Give back each entry unchanged, minus pictures.

* start Materials provided *

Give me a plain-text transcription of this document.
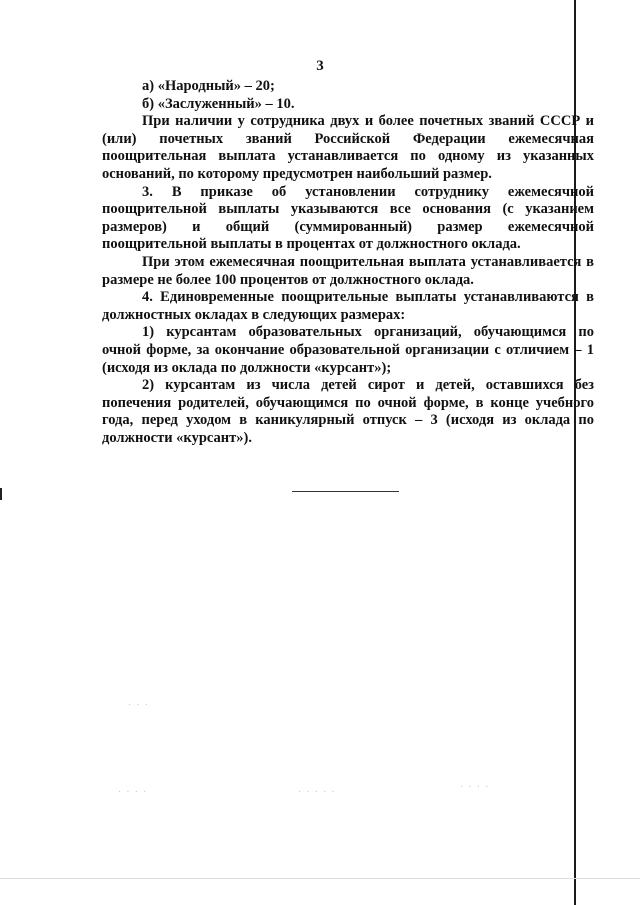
3

а) «Народный» – 20;

б) «Заслуженный» – 10.

При наличии у сотрудника двух и более почетных званий СССР и (или) почетных званий Российской Федерации ежемесячная поощрительная выплата устанавливается по одному из указанных оснований, по которому предусмотрен наибольший размер.

3. В приказе об установлении сотруднику ежемесячной поощрительной выплаты указываются все основания (с указанием размеров) и общий (суммированный) размер ежемесячной поощрительной выплаты в процентах от должностного оклада.

При этом ежемесячная поощрительная выплата устанавливается в размере не более 100 процентов от должностного оклада.

4. Единовременные поощрительные выплаты устанавливаются в должностных окладах в следующих размерах:

1) курсантам образовательных организаций, обучающимся по очной форме, за окончание образовательной организации с отличием – 1 (исходя из оклада по должности «курсант»);

2) курсантам из числа детей сирот и детей, оставшихся без попечения родителей, обучающимся по очной форме, в конце учебного года, перед уходом в каникулярный отпуск – 3 (исходя из оклада по должности «курсант»).

· · ·
· · · ·	· · · · ·	· · · ·
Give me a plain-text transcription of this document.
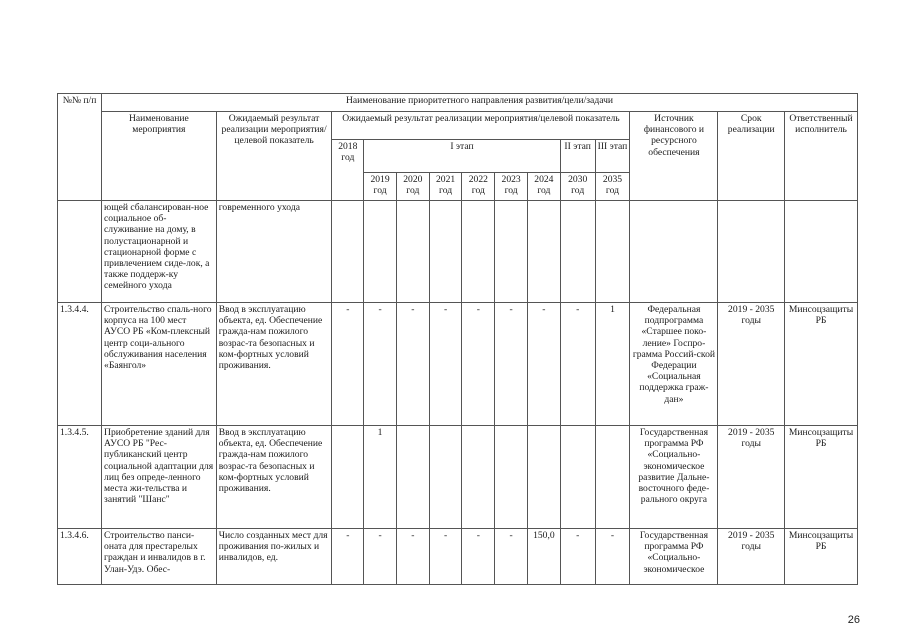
№№ п/п	Наименование приоритетного направления развития/цели/задачи													
	Наименование мероприятия	Ожидаемый результат реализации мероприятия/целевой показатель	Ожидаемый результат реализации мероприятия/целевой показатель									Источник финансового и ресурсного обеспечения	Срок реализации	Ответственный исполнитель
			2018 год	I этап						II этап	III этап			
				2019 год	2020 год	2021 год	2022 год	2023 год	2024 год	2030 год	2035 год			
	ющей сбалансирован-ное социальное об-служивание на дому, в полустационарной и стационарной форме с привлечением сиде-лок, а также поддерж-ку семейного ухода	говременного ухода												
1.3.4.4.	Строительство спаль-ного корпуса на 100 мест АУСО РБ «Ком-плексный центр соци-ального обслуживания населения «Баянгол»	Ввод в эксплуатацию объекта, ед. Обеспечение гражда-нам пожилого возрас-та безопасных и ком-фортных условий проживания.	-	-	-	-	-	-	-	-	1	Федеральная подпрограмма «Старшее поко-ление» Госпро-грамма Россий-ской Федерации «Социальная поддержка граж-дан»	2019 - 2035 годы	Минсоцзащиты РБ
1.3.4.5.	Приобретение зданий для АУСО РБ "Рес-публиканский центр социальной адаптации для лиц без опреде-ленного места жи-тельства и занятий "Шанс"	Ввод в эксплуатацию объекта, ед. Обеспечение гражда-нам пожилого возрас-та безопасных и ком-фортных условий проживания.		1								Государственная программа РФ «Социально-экономическое развитие Дальне-восточного феде-рального округа	2019 - 2035 годы	Минсоцзащиты РБ
1.3.4.6.	Строительство панси-оната для престарелых граждан и инвалидов в г. Улан-Удэ. Обес-	Число созданных мест для проживания по-жилых и инвалидов, ед.	-	-	-	-	-	-	150,0	-	-	Государственная программа РФ «Социально-экономическое	2019 - 2035 годы	Минсоцзащиты РБ
26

* end Materials provided *

◆ Answer to the problem
Give me a plain-text transcription of this document.
3

а) «Народный» – 20;

б) «Заслуженный» – 10.

При наличии у сотрудника двух и более почетных званий СССР и (или) почетных званий Российской Федерации ежемесячная поощрительная выплата устанавливается по одному из указанных оснований, по которому предусмотрен наибольший размер.

3. В приказе об установлении сотруднику ежемесячной поощрительной выплаты указываются все основания (с указанием размеров) и общий (суммированный) размер ежемесячной поощрительной выплаты в процентах от должностного оклада.

При этом ежемесячная поощрительная выплата устанавливается в размере не более 100 процентов от должностного оклада.

4. Единовременные поощрительные выплаты устанавливаются в должностных окладах в следующих размерах:

1) курсантам образовательных организаций, обучающимся по очной форме, за окончание образовательной организации с отличием – 1 (исходя из оклада по должности «курсант»);

2) курсантам из числа детей сирот и детей, оставшихся без попечения родителей, обучающимся по очной форме, в конце учебного года, перед уходом в каникулярный отпуск – 3 (исходя из оклада по должности «курсант»).

· · ·
· · · ·	· · · · ·	· · · ·
Give me a plain-text transcription of this document.
№№ п/п	Наименование приоритетного направления развития/цели/задачи													
	Наименование мероприятия	Ожидаемый результат реализации мероприятия/целевой показатель	Ожидаемый результат реализации мероприятия/целевой показатель									Источник финансового и ресурсного обеспечения	Срок реализации	Ответственный исполнитель
			2018 год	I этап						II этап	III этап			
				2019 год	2020 год	2021 год	2022 год	2023 год	2024 год	2030 год	2035 год			
	ющей сбалансирован-ное социальное об-служивание на дому, в полустационарной и стационарной форме с привлечением сиде-лок, а также поддерж-ку семейного ухода	говременного ухода												
1.3.4.4.	Строительство спаль-ного корпуса на 100 мест АУСО РБ «Ком-плексный центр соци-ального обслуживания населения «Баянгол»	Ввод в эксплуатацию объекта, ед. Обеспечение гражда-нам пожилого возрас-та безопасных и ком-фортных условий проживания.	-	-	-	-	-	-	-	-	1	Федеральная подпрограмма «Старшее поко-ление» Госпро-грамма Россий-ской Федерации «Социальная поддержка граж-дан»	2019 - 2035 годы	Минсоцзащиты РБ
1.3.4.5.	Приобретение зданий для АУСО РБ "Рес-публиканский центр социальной адаптации для лиц без опреде-ленного места жи-тельства и занятий "Шанс"	Ввод в эксплуатацию объекта, ед. Обеспечение гражда-нам пожилого возрас-та безопасных и ком-фортных условий проживания.		1								Государственная программа РФ «Социально-экономическое развитие Дальне-восточного феде-рального округа	2019 - 2035 годы	Минсоцзащиты РБ
1.3.4.6.	Строительство панси-оната для престарелых граждан и инвалидов в г. Улан-Удэ. Обес-	Число созданных мест для проживания по-жилых и инвалидов, ед.	-	-	-	-	-	-	150,0	-	-	Государственная программа РФ «Социально-экономическое	2019 - 2035 годы	Минсоцзащиты РБ
26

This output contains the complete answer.